▶ [INSTRUCTION]: Omit images. Retype all entries verbatim.
━━ DATASET ━━
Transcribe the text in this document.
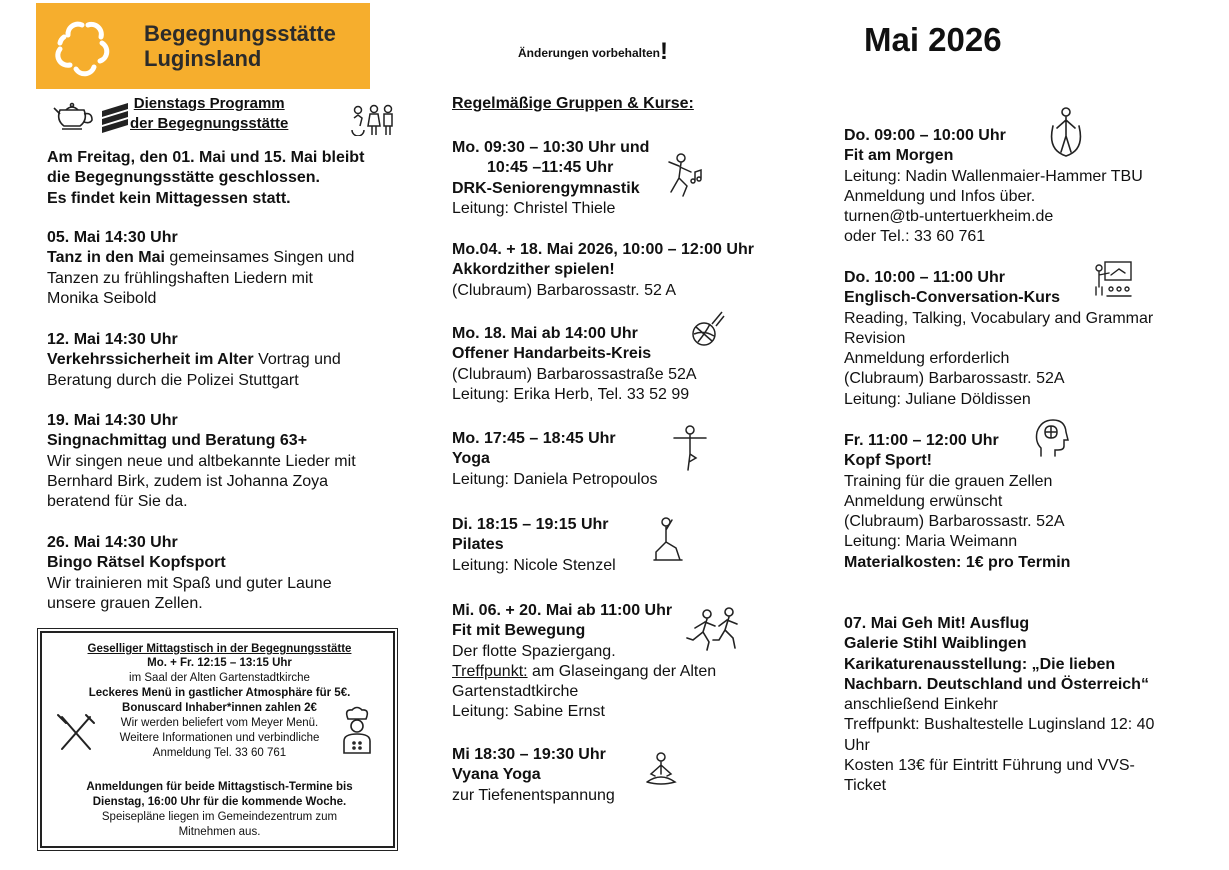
Begegnungsstätte
Luginsland	Änderungen vorbehalten!	Mai 2026
Dienstags Programm
der Begegnungsstätte
Am Freitag, den 01. Mai und 15. Mai bleibt
die Begegnungsstätte geschlossen.
Es findet kein Mittagessen statt.
05. Mai 14:30 Uhr
Tanz in den Mai gemeinsames Singen und
Tanzen zu frühlingshaften Liedern mit
Monika Seibold
12. Mai 14:30 Uhr
Verkehrssicherheit im Alter Vortrag und
Beratung durch die Polizei Stuttgart
19. Mai 14:30 Uhr
Singnachmittag und Beratung 63+
Wir singen neue und altbekannte Lieder mit
Bernhard Birk, zudem ist Johanna Zoya
beratend für Sie da.
26. Mai 14:30 Uhr
Bingo Rätsel Kopfsport
Wir trainieren mit Spaß und guter Laune
unsere grauen Zellen.
Geselliger Mittagstisch in der Begegnungsstätte
Mo. + Fr. 12:15 – 13:15 Uhr
im Saal der Alten Gartenstadtkirche
Leckeres Menü in gastlicher Atmosphäre für 5€.
Bonuscard Inhaber*innen zahlen 2€
Wir werden beliefert vom Meyer Menü.
Weitere Informationen und verbindliche
Anmeldung Tel. 33 60 761
Anmeldungen für beide Mittagstisch-Termine bis
Dienstag, 16:00 Uhr für die kommende Woche.
Speisepläne liegen im Gemeindezentrum zum
Mitnehmen aus.
Regelmäßige Gruppen & Kurse:
Mo. 09:30 – 10:30 Uhr und
10:45 –11:45 Uhr
DRK-Seniorengymnastik
Leitung: Christel Thiele
Mo.04. + 18. Mai 2026, 10:00 – 12:00 Uhr
Akkordzither spielen!
(Clubraum) Barbarossastr. 52 A
Mo. 18. Mai ab 14:00 Uhr
Offener Handarbeits-Kreis
(Clubraum) Barbarossastraße 52A
Leitung: Erika Herb, Tel. 33 52 99
Mo. 17:45 – 18:45 Uhr
Yoga
Leitung: Daniela Petropoulos
Di. 18:15 – 19:15 Uhr
Pilates
Leitung: Nicole Stenzel
Mi. 06. + 20. Mai ab 11:00 Uhr
Fit mit Bewegung
Der flotte Spaziergang.
Treffpunkt: am Glaseingang der Alten
Gartenstadtkirche
Leitung: Sabine Ernst
Mi 18:30 – 19:30 Uhr
Vyana Yoga
zur Tiefenentspannung
Do. 09:00 – 10:00 Uhr
Fit am Morgen
Leitung: Nadin Wallenmaier-Hammer TBU
Anmeldung und Infos über.
turnen@tb-untertuerkheim.de
oder Tel.: 33 60 761
Do. 10:00 – 11:00 Uhr
Englisch-Conversation-Kurs
Reading, Talking, Vocabulary and Grammar
Revision
Anmeldung erforderlich
(Clubraum) Barbarossastr. 52A
Leitung: Juliane Döldissen
Fr. 11:00 – 12:00 Uhr
Kopf Sport!
Training für die grauen Zellen
Anmeldung erwünscht
(Clubraum) Barbarossastr. 52A
Leitung: Maria Weimann
Materialkosten: 1€ pro Termin
07. Mai Geh Mit! Ausflug
Galerie Stihl Waiblingen
Karikaturenausstellung: „Die lieben
Nachbarn. Deutschland und Österreich“
anschließend Einkehr
Treffpunkt: Bushaltestelle Luginsland 12: 40
Uhr
Kosten 13€ für Eintritt Führung und VVS-
Ticket
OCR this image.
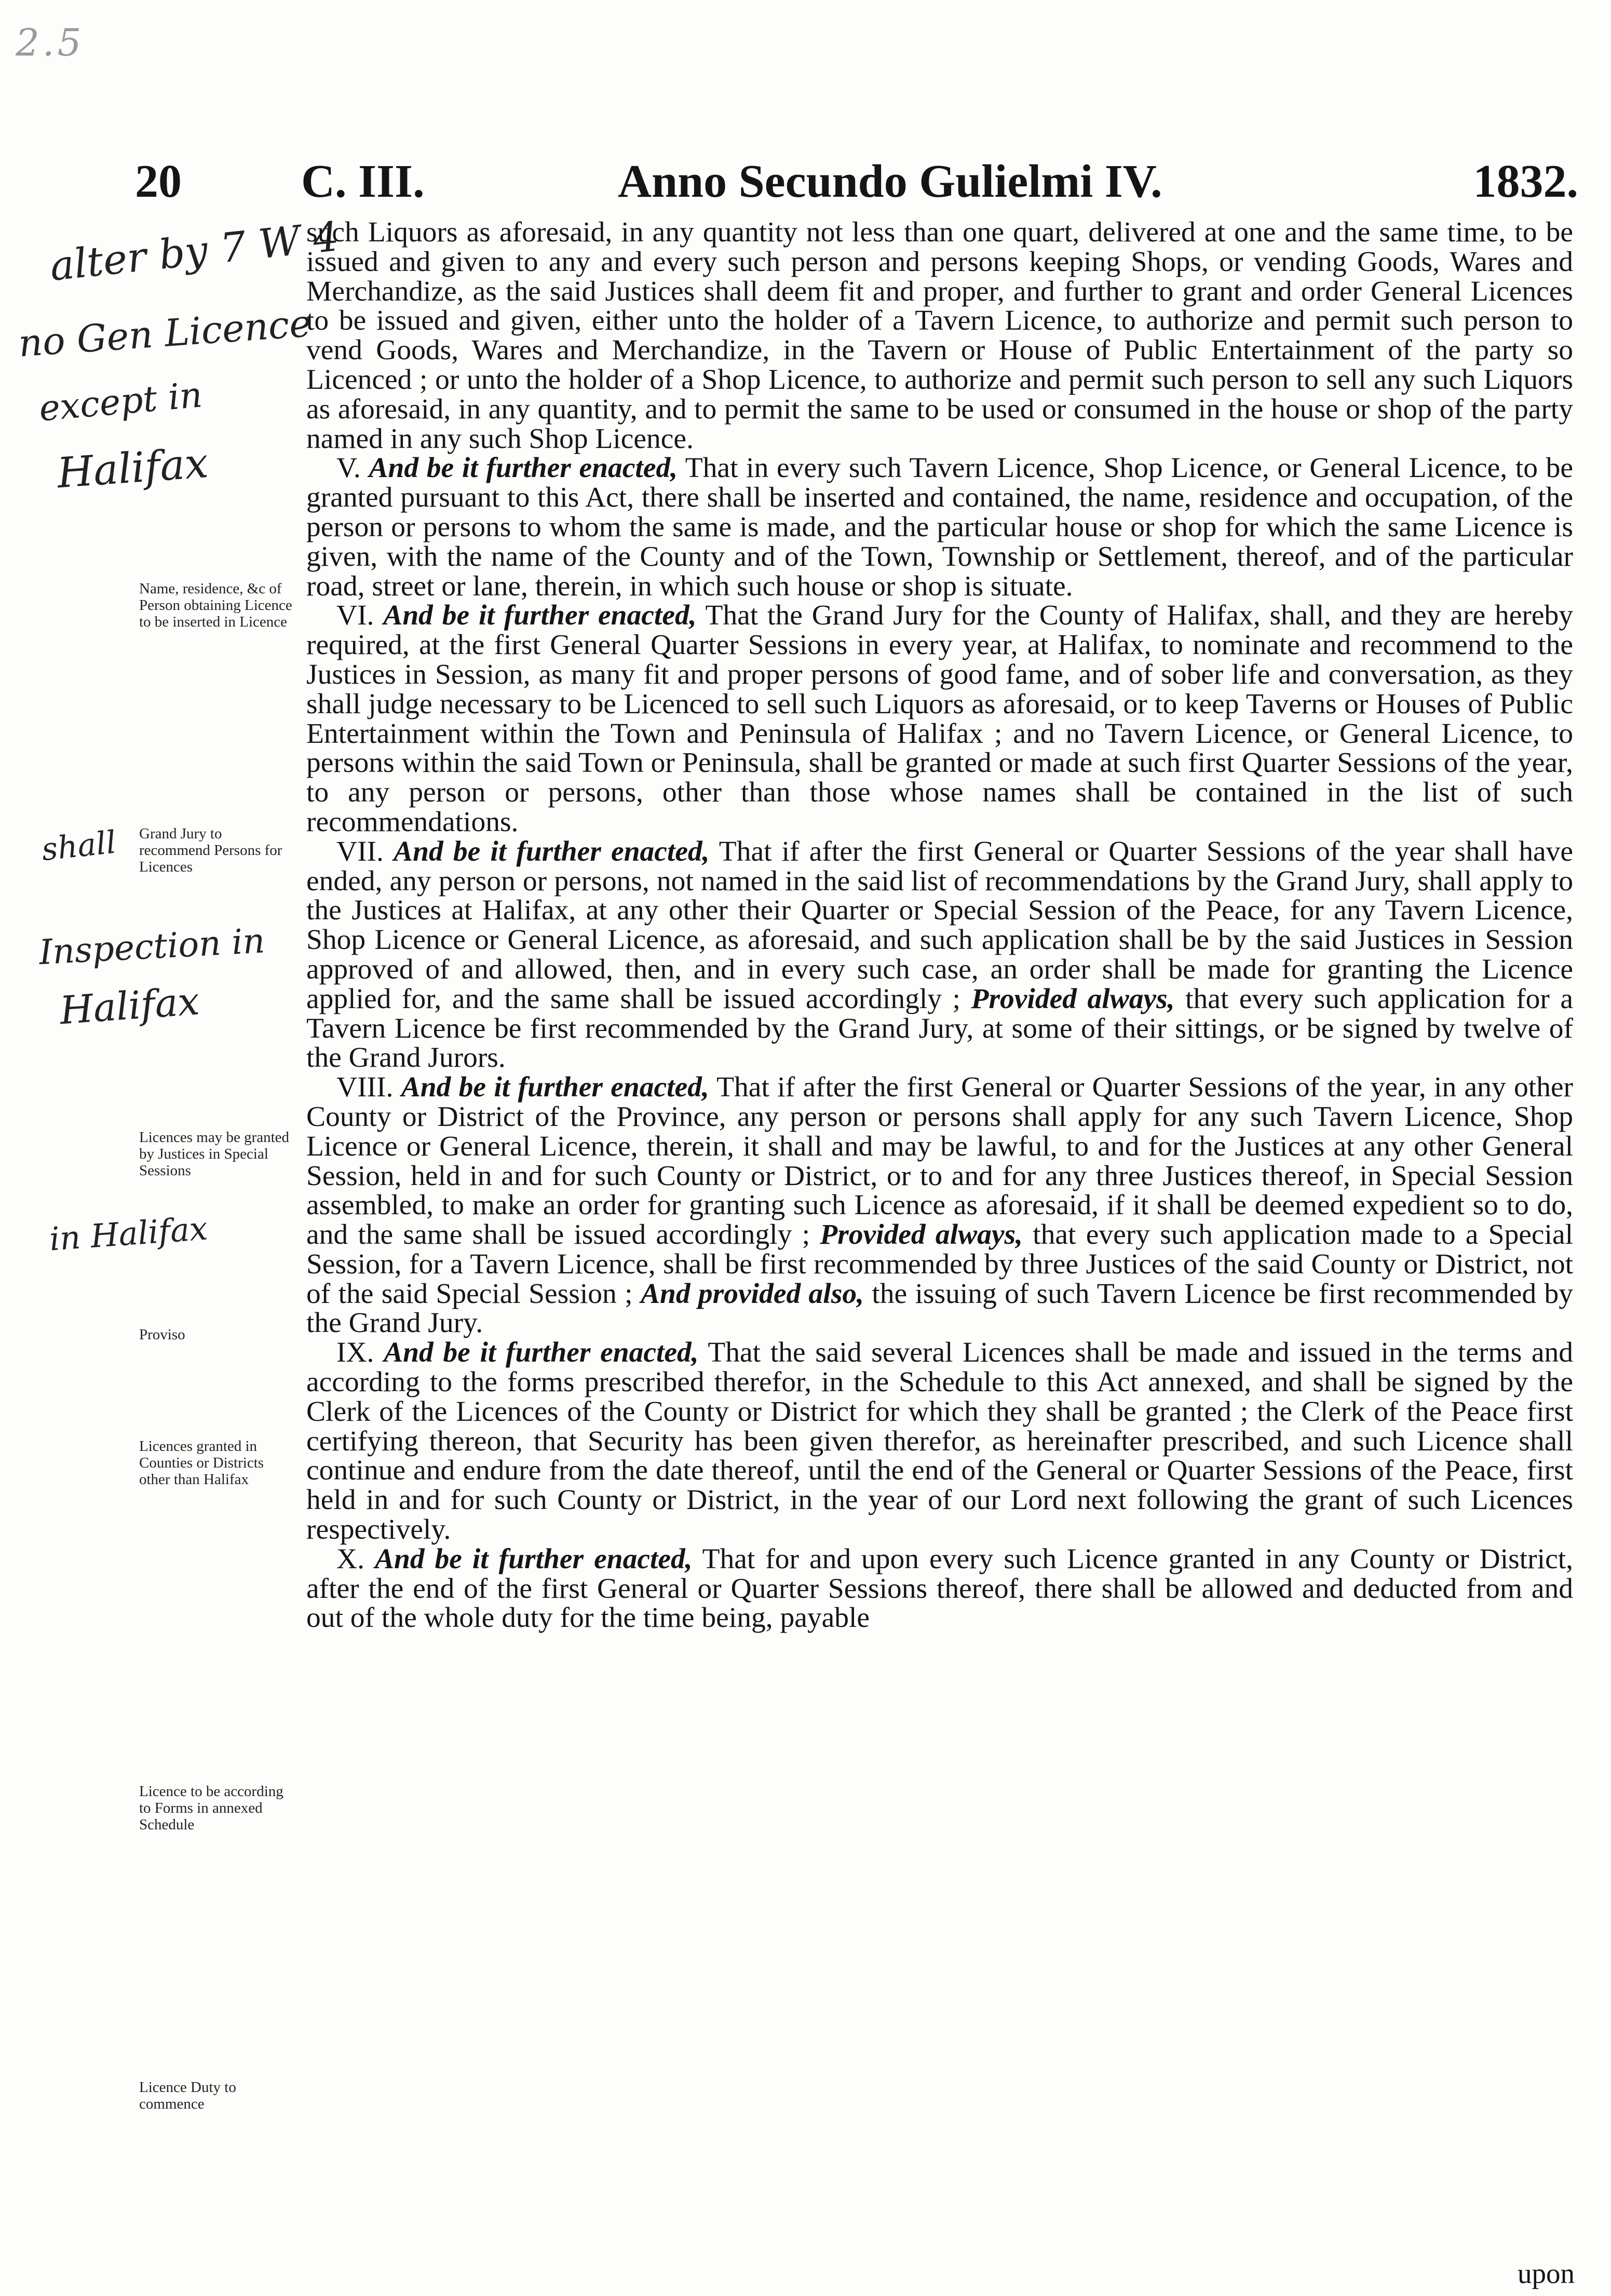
2.5
20	C. III.	Anno Secundo Gulielmi IV.	1832.
alter by 7 W 4
no Gen Licence
except in
Halifax
shall
Inspection in
Halifax
in Halifax
Name, residence, &c of Person obtaining Licence to be inserted in Licence
Grand Jury to recommend Persons for Licences
Licences may be granted by Justices in Special Sessions
Proviso
Licences granted in Counties or Districts other than Halifax
Licence to be according to Forms in annexed Schedule
Licence Duty to commence

such Liquors as aforesaid, in any quantity not less than one quart, delivered at one and the same time, to be issued and given to any and every such person and persons keeping Shops, or vending Goods, Wares and Merchandize, as the said Justices shall deem fit and proper, and further to grant and order General Licences to be issued and given, either unto the holder of a Tavern Licence, to authorize and permit such person to vend Goods, Wares and Merchandize, in the Tavern or House of Public Entertainment of the party so Licenced ; or unto the holder of a Shop Licence, to authorize and permit such person to sell any such Liquors as aforesaid, in any quantity, and to permit the same to be used or consumed in the house or shop of the party named in any such Shop Licence.

V. And be it further enacted, That in every such Tavern Licence, Shop Licence, or General Licence, to be granted pursuant to this Act, there shall be inserted and contained, the name, residence and occupation, of the person or persons to whom the same is made, and the particular house or shop for which the same Licence is given, with the name of the County and of the Town, Township or Settlement, thereof, and of the particular road, street or lane, therein, in which such house or shop is situate.

VI. And be it further enacted, That the Grand Jury for the County of Halifax, shall, and they are hereby required, at the first General Quarter Sessions in every year, at Halifax, to nominate and recommend to the Justices in Session, as many fit and proper persons of good fame, and of sober life and conversation, as they shall judge necessary to be Licenced to sell such Liquors as aforesaid, or to keep Taverns or Houses of Public Entertainment within the Town and Peninsula of Halifax ; and no Tavern Licence, or General Licence, to persons within the said Town or Peninsula, shall be granted or made at such first Quarter Sessions of the year, to any person or persons, other than those whose names shall be contained in the list of such recommendations.

VII. And be it further enacted, That if after the first General or Quarter Sessions of the year shall have ended, any person or persons, not named in the said list of recommendations by the Grand Jury, shall apply to the Justices at Halifax, at any other their Quarter or Special Session of the Peace, for any Tavern Licence, Shop Licence or General Licence, as aforesaid, and such application shall be by the said Justices in Session approved of and allowed, then, and in every such case, an order shall be made for granting the Licence applied for, and the same shall be issued accordingly ; Provided always, that every such application for a Tavern Licence be first recommended by the Grand Jury, at some of their sittings, or be signed by twelve of the Grand Jurors.

VIII. And be it further enacted, That if after the first General or Quarter Sessions of the year, in any other County or District of the Province, any person or persons shall apply for any such Tavern Licence, Shop Licence or General Licence, therein, it shall and may be lawful, to and for the Justices at any other General Session, held in and for such County or District, or to and for any three Justices thereof, in Special Session assembled, to make an order for granting such Licence as aforesaid, if it shall be deemed expedient so to do, and the same shall be issued accordingly ; Provided always, that every such application made to a Special Session, for a Tavern Licence, shall be first recommended by three Justices of the said County or District, not of the said Special Session ; And provided also, the issuing of such Tavern Licence be first recommended by the Grand Jury.

IX. And be it further enacted, That the said several Licences shall be made and issued in the terms and according to the forms prescribed therefor, in the Schedule to this Act annexed, and shall be signed by the Clerk of the Licences of the County or District for which they shall be granted ; the Clerk of the Peace first certifying thereon, that Security has been given therefor, as hereinafter prescribed, and such Licence shall continue and endure from the date thereof, until the end of the General or Quarter Sessions of the Peace, first held in and for such County or District, in the year of our Lord next following the grant of such Licences respectively.

X. And be it further enacted, That for and upon every such Licence granted in any County or District, after the end of the first General or Quarter Sessions thereof, there shall be allowed and deducted from and out of the whole duty for the time being, payable

upon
━━━
▶ [FINISHED EXERCISE]:
Transcribe the text in this document.
Begegnungsstätte
Luginsland	Änderungen vorbehalten!	Mai 2026
Dienstags Programm
der Begegnungsstätte
Am Freitag, den 01. Mai und 15. Mai bleibt
die Begegnungsstätte geschlossen.
Es findet kein Mittagessen statt.
05. Mai 14:30 Uhr
Tanz in den Mai gemeinsames Singen und
Tanzen zu frühlingshaften Liedern mit
Monika Seibold
12. Mai 14:30 Uhr
Verkehrssicherheit im Alter Vortrag und
Beratung durch die Polizei Stuttgart
19. Mai 14:30 Uhr
Singnachmittag und Beratung 63+
Wir singen neue und altbekannte Lieder mit
Bernhard Birk, zudem ist Johanna Zoya
beratend für Sie da.
26. Mai 14:30 Uhr
Bingo Rätsel Kopfsport
Wir trainieren mit Spaß und guter Laune
unsere grauen Zellen.
Geselliger Mittagstisch in der Begegnungsstätte
Mo. + Fr. 12:15 – 13:15 Uhr
im Saal der Alten Gartenstadtkirche
Leckeres Menü in gastlicher Atmosphäre für 5€.
Bonuscard Inhaber*innen zahlen 2€
Wir werden beliefert vom Meyer Menü.
Weitere Informationen und verbindliche
Anmeldung Tel. 33 60 761
Anmeldungen für beide Mittagstisch-Termine bis
Dienstag, 16:00 Uhr für die kommende Woche.
Speisepläne liegen im Gemeindezentrum zum
Mitnehmen aus.
Regelmäßige Gruppen & Kurse:
Mo. 09:30 – 10:30 Uhr und
10:45 –11:45 Uhr
DRK-Seniorengymnastik
Leitung: Christel Thiele
Mo.04. + 18. Mai 2026, 10:00 – 12:00 Uhr
Akkordzither spielen!
(Clubraum) Barbarossastr. 52 A
Mo. 18. Mai ab 14:00 Uhr
Offener Handarbeits-Kreis
(Clubraum) Barbarossastraße 52A
Leitung: Erika Herb, Tel. 33 52 99
Mo. 17:45 – 18:45 Uhr
Yoga
Leitung: Daniela Petropoulos
Di. 18:15 – 19:15 Uhr
Pilates
Leitung: Nicole Stenzel
Mi. 06. + 20. Mai ab 11:00 Uhr
Fit mit Bewegung
Der flotte Spaziergang.
Treffpunkt: am Glaseingang der Alten
Gartenstadtkirche
Leitung: Sabine Ernst
Mi 18:30 – 19:30 Uhr
Vyana Yoga
zur Tiefenentspannung
Do. 09:00 – 10:00 Uhr
Fit am Morgen
Leitung: Nadin Wallenmaier-Hammer TBU
Anmeldung und Infos über.
turnen@tb-untertuerkheim.de
oder Tel.: 33 60 761
Do. 10:00 – 11:00 Uhr
Englisch-Conversation-Kurs
Reading, Talking, Vocabulary and Grammar
Revision
Anmeldung erforderlich
(Clubraum) Barbarossastr. 52A
Leitung: Juliane Döldissen
Fr. 11:00 – 12:00 Uhr
Kopf Sport!
Training für die grauen Zellen
Anmeldung erwünscht
(Clubraum) Barbarossastr. 52A
Leitung: Maria Weimann
Materialkosten: 1€ pro Termin
07. Mai Geh Mit! Ausflug
Galerie Stihl Waiblingen
Karikaturenausstellung: „Die lieben
Nachbarn. Deutschland und Österreich“
anschließend Einkehr
Treffpunkt: Bushaltestelle Luginsland 12: 40
Uhr
Kosten 13€ für Eintritt Führung und VVS-
Ticket
OCR this image.
2.5
20	C. III.	Anno Secundo Gulielmi IV.	1832.
alter by 7 W 4
no Gen Licence
except in
Halifax
shall
Inspection in
Halifax
in Halifax
Name, residence, &c of Person obtaining Licence to be inserted in Licence
Grand Jury to recommend Persons for Licences
Licences may be granted by Justices in Special Sessions
Proviso
Licences granted in Counties or Districts other than Halifax
Licence to be according to Forms in annexed Schedule
Licence Duty to commence

such Liquors as aforesaid, in any quantity not less than one quart, delivered at one and the same time, to be issued and given to any and every such person and persons keeping Shops, or vending Goods, Wares and Merchandize, as the said Justices shall deem fit and proper, and further to grant and order General Licences to be issued and given, either unto the holder of a Tavern Licence, to authorize and permit such person to vend Goods, Wares and Merchandize, in the Tavern or House of Public Entertainment of the party so Licenced ; or unto the holder of a Shop Licence, to authorize and permit such person to sell any such Liquors as aforesaid, in any quantity, and to permit the same to be used or consumed in the house or shop of the party named in any such Shop Licence.

V. And be it further enacted, That in every such Tavern Licence, Shop Licence, or General Licence, to be granted pursuant to this Act, there shall be inserted and contained, the name, residence and occupation, of the person or persons to whom the same is made, and the particular house or shop for which the same Licence is given, with the name of the County and of the Town, Township or Settlement, thereof, and of the particular road, street or lane, therein, in which such house or shop is situate.

VI. And be it further enacted, That the Grand Jury for the County of Halifax, shall, and they are hereby required, at the first General Quarter Sessions in every year, at Halifax, to nominate and recommend to the Justices in Session, as many fit and proper persons of good fame, and of sober life and conversation, as they shall judge necessary to be Licenced to sell such Liquors as aforesaid, or to keep Taverns or Houses of Public Entertainment within the Town and Peninsula of Halifax ; and no Tavern Licence, or General Licence, to persons within the said Town or Peninsula, shall be granted or made at such first Quarter Sessions of the year, to any person or persons, other than those whose names shall be contained in the list of such recommendations.

VII. And be it further enacted, That if after the first General or Quarter Sessions of the year shall have ended, any person or persons, not named in the said list of recommendations by the Grand Jury, shall apply to the Justices at Halifax, at any other their Quarter or Special Session of the Peace, for any Tavern Licence, Shop Licence or General Licence, as aforesaid, and such application shall be by the said Justices in Session approved of and allowed, then, and in every such case, an order shall be made for granting the Licence applied for, and the same shall be issued accordingly ; Provided always, that every such application for a Tavern Licence be first recommended by the Grand Jury, at some of their sittings, or be signed by twelve of the Grand Jurors.

VIII. And be it further enacted, That if after the first General or Quarter Sessions of the year, in any other County or District of the Province, any person or persons shall apply for any such Tavern Licence, Shop Licence or General Licence, therein, it shall and may be lawful, to and for the Justices at any other General Session, held in and for such County or District, or to and for any three Justices thereof, in Special Session assembled, to make an order for granting such Licence as aforesaid, if it shall be deemed expedient so to do, and the same shall be issued accordingly ; Provided always, that every such application made to a Special Session, for a Tavern Licence, shall be first recommended by three Justices of the said County or District, not of the said Special Session ; And provided also, the issuing of such Tavern Licence be first recommended by the Grand Jury.

IX. And be it further enacted, That the said several Licences shall be made and issued in the terms and according to the forms prescribed therefor, in the Schedule to this Act annexed, and shall be signed by the Clerk of the Licences of the County or District for which they shall be granted ; the Clerk of the Peace first certifying thereon, that Security has been given therefor, as hereinafter prescribed, and such Licence shall continue and endure from the date thereof, until the end of the General or Quarter Sessions of the Peace, first held in and for such County or District, in the year of our Lord next following the grant of such Licences respectively.

X. And be it further enacted, That for and upon every such Licence granted in any County or District, after the end of the first General or Quarter Sessions thereof, there shall be allowed and deducted from and out of the whole duty for the time being, payable

upon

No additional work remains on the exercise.